>>
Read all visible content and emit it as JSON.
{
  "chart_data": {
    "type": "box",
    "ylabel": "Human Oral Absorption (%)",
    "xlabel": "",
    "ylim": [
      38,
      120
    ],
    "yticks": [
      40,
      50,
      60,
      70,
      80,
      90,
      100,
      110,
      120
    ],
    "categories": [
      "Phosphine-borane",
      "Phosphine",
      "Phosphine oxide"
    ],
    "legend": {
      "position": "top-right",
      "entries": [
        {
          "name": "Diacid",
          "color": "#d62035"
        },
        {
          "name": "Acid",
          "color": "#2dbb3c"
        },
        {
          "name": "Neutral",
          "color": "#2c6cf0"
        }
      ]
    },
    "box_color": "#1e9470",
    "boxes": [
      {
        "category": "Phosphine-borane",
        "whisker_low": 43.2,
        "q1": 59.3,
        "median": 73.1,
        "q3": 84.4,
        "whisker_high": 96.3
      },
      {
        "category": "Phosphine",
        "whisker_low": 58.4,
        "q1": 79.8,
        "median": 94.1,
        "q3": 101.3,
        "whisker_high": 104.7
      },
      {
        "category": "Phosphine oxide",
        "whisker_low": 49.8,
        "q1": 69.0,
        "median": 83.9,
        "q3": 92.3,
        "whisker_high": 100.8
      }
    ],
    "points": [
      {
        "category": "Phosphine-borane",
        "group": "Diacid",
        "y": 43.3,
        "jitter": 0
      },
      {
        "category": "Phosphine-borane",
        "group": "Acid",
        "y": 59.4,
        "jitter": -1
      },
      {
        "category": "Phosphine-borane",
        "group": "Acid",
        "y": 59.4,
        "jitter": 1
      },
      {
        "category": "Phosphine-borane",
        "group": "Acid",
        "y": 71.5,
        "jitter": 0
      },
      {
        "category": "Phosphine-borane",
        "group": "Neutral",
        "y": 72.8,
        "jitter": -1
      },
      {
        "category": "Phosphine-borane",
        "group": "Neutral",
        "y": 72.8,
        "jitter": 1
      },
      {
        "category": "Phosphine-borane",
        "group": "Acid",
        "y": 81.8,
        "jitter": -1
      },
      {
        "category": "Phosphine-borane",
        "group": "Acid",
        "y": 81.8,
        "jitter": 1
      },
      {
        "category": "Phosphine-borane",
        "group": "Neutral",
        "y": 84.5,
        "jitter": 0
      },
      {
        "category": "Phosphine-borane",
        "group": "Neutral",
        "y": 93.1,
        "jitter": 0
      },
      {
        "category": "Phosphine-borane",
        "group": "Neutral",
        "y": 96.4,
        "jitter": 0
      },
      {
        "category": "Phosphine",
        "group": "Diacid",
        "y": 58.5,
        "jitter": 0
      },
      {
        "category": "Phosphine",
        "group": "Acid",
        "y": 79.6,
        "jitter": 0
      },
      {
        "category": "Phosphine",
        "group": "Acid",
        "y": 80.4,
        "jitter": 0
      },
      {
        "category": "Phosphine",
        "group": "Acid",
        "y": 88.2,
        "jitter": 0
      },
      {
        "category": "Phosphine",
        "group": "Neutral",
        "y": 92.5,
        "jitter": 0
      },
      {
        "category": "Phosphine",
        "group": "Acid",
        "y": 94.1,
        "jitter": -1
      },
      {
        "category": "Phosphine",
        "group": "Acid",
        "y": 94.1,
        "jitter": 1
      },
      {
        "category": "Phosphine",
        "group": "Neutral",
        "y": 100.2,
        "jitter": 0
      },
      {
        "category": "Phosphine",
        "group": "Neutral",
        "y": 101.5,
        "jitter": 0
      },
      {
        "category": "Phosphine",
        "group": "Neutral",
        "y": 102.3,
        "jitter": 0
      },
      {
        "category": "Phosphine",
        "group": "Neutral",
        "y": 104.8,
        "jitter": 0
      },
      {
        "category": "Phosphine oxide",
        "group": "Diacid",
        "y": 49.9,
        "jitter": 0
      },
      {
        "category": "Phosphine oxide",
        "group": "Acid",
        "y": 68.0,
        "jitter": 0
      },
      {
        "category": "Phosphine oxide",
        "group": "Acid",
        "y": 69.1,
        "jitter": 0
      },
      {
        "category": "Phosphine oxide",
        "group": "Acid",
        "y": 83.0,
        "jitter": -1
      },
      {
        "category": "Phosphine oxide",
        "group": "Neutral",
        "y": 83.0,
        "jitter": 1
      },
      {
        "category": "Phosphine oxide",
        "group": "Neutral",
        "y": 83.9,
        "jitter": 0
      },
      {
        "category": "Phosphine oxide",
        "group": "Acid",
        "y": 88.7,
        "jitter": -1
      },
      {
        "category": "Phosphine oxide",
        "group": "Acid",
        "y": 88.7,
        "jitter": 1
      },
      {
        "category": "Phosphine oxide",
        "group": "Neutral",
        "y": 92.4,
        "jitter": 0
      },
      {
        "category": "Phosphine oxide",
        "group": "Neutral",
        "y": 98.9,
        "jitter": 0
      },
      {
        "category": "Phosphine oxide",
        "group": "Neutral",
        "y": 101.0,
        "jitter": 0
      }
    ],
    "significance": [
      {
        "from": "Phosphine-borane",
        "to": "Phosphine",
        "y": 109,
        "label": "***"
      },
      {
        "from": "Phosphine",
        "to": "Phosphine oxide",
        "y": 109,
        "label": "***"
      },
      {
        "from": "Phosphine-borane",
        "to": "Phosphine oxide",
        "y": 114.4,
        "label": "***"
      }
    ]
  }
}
<<
■ Short problem
Print again each line of the listing above, exactly as it appears.

■ Response for this exercise
Read all visible content and emit it as JSON.
{
  "chart_data": {
    "type": "box",
    "ylabel": "Human Oral Absorption (%)",
    "xlabel": "",
    "ylim": [
      38,
      120
    ],
    "yticks": [
      40,
      50,
      60,
      70,
      80,
      90,
      100,
      110,
      120
    ],
    "categories": [
      "Phosphine-borane",
      "Phosphine",
      "Phosphine oxide"
    ],
    "legend": {
      "position": "top-right",
      "entries": [
        {
          "name": "Diacid",
          "color": "#d62035"
        },
        {
          "name": "Acid",
          "color": "#2dbb3c"
        },
        {
          "name": "Neutral",
          "color": "#2c6cf0"
        }
      ]
    },
    "box_color": "#1e9470",
    "boxes": [
      {
        "category": "Phosphine-borane",
        "whisker_low": 43.2,
        "q1": 59.3,
        "median": 73.1,
        "q3": 84.4,
        "whisker_high": 96.3
      },
      {
        "category": "Phosphine",
        "whisker_low": 58.4,
        "q1": 79.8,
        "median": 94.1,
        "q3": 101.3,
        "whisker_high": 104.7
      },
      {
        "category": "Phosphine oxide",
        "whisker_low": 49.8,
        "q1": 69.0,
        "median": 83.9,
        "q3": 92.3,
        "whisker_high": 100.8
      }
    ],
    "points": [
      {
        "category": "Phosphine-borane",
        "group": "Diacid",
        "y": 43.3,
        "jitter": 0
      },
      {
        "category": "Phosphine-borane",
        "group": "Acid",
        "y": 59.4,
        "jitter": -1
      },
      {
        "category": "Phosphine-borane",
        "group": "Acid",
        "y": 59.4,
        "jitter": 1
      },
      {
        "category": "Phosphine-borane",
        "group": "Acid",
        "y": 71.5,
        "jitter": 0
      },
      {
        "category": "Phosphine-borane",
        "group": "Neutral",
        "y": 72.8,
        "jitter": -1
      },
      {
        "category": "Phosphine-borane",
        "group": "Neutral",
        "y": 72.8,
        "jitter": 1
      },
      {
        "category": "Phosphine-borane",
        "group": "Acid",
        "y": 81.8,
        "jitter": -1
      },
      {
        "category": "Phosphine-borane",
        "group": "Acid",
        "y": 81.8,
        "jitter": 1
      },
      {
        "category": "Phosphine-borane",
        "group": "Neutral",
        "y": 84.5,
        "jitter": 0
      },
      {
        "category": "Phosphine-borane",
        "group": "Neutral",
        "y": 93.1,
        "jitter": 0
      },
      {
        "category": "Phosphine-borane",
        "group": "Neutral",
        "y": 96.4,
        "jitter": 0
      },
      {
        "category": "Phosphine",
        "group": "Diacid",
        "y": 58.5,
        "jitter": 0
      },
      {
        "category": "Phosphine",
        "group": "Acid",
        "y": 79.6,
        "jitter": 0
      },
      {
        "category": "Phosphine",
        "group": "Acid",
        "y": 80.4,
        "jitter": 0
      },
      {
        "category": "Phosphine",
        "group": "Acid",
        "y": 88.2,
        "jitter": 0
      },
      {
        "category": "Phosphine",
        "group": "Neutral",
        "y": 92.5,
        "jitter": 0
      },
      {
        "category": "Phosphine",
        "group": "Acid",
        "y": 94.1,
        "jitter": -1
      },
      {
        "category": "Phosphine",
        "group": "Acid",
        "y": 94.1,
        "jitter": 1
      },
      {
        "category": "Phosphine",
        "group": "Neutral",
        "y": 100.2,
        "jitter": 0
      },
      {
        "category": "Phosphine",
        "group": "Neutral",
        "y": 101.5,
        "jitter": 0
      },
      {
        "category": "Phosphine",
        "group": "Neutral",
        "y": 102.3,
        "jitter": 0
      },
      {
        "category": "Phosphine",
        "group": "Neutral",
        "y": 104.8,
        "jitter": 0
      },
      {
        "category": "Phosphine oxide",
        "group": "Diacid",
        "y": 49.9,
        "jitter": 0
      },
      {
        "category": "Phosphine oxide",
        "group": "Acid",
        "y": 68.0,
        "jitter": 0
      },
      {
        "category": "Phosphine oxide",
        "group": "Acid",
        "y": 69.1,
        "jitter": 0
      },
      {
        "category": "Phosphine oxide",
        "group": "Acid",
        "y": 83.0,
        "jitter": -1
      },
      {
        "category": "Phosphine oxide",
        "group": "Neutral",
        "y": 83.0,
        "jitter": 1
      },
      {
        "category": "Phosphine oxide",
        "group": "Neutral",
        "y": 83.9,
        "jitter": 0
      },
      {
        "category": "Phosphine oxide",
        "group": "Acid",
        "y": 88.7,
        "jitter": -1
      },
      {
        "category": "Phosphine oxide",
        "group": "Acid",
        "y": 88.7,
        "jitter": 1
      },
      {
        "category": "Phosphine oxide",
        "group": "Neutral",
        "y": 92.4,
        "jitter": 0
      },
      {
        "category": "Phosphine oxide",
        "group": "Neutral",
        "y": 98.9,
        "jitter": 0
      },
      {
        "category": "Phosphine oxide",
        "group": "Neutral",
        "y": 101.0,
        "jitter": 0
      }
    ],
    "significance": [
      {
        "from": "Phosphine-borane",
        "to": "Phosphine",
        "y": 109,
        "label": "***"
      },
      {
        "from": "Phosphine",
        "to": "Phosphine oxide",
        "y": 109,
        "label": "***"
      },
      {
        "from": "Phosphine-borane",
        "to": "Phosphine oxide",
        "y": 114.4,
        "label": "***"
      }
    ]
  }
}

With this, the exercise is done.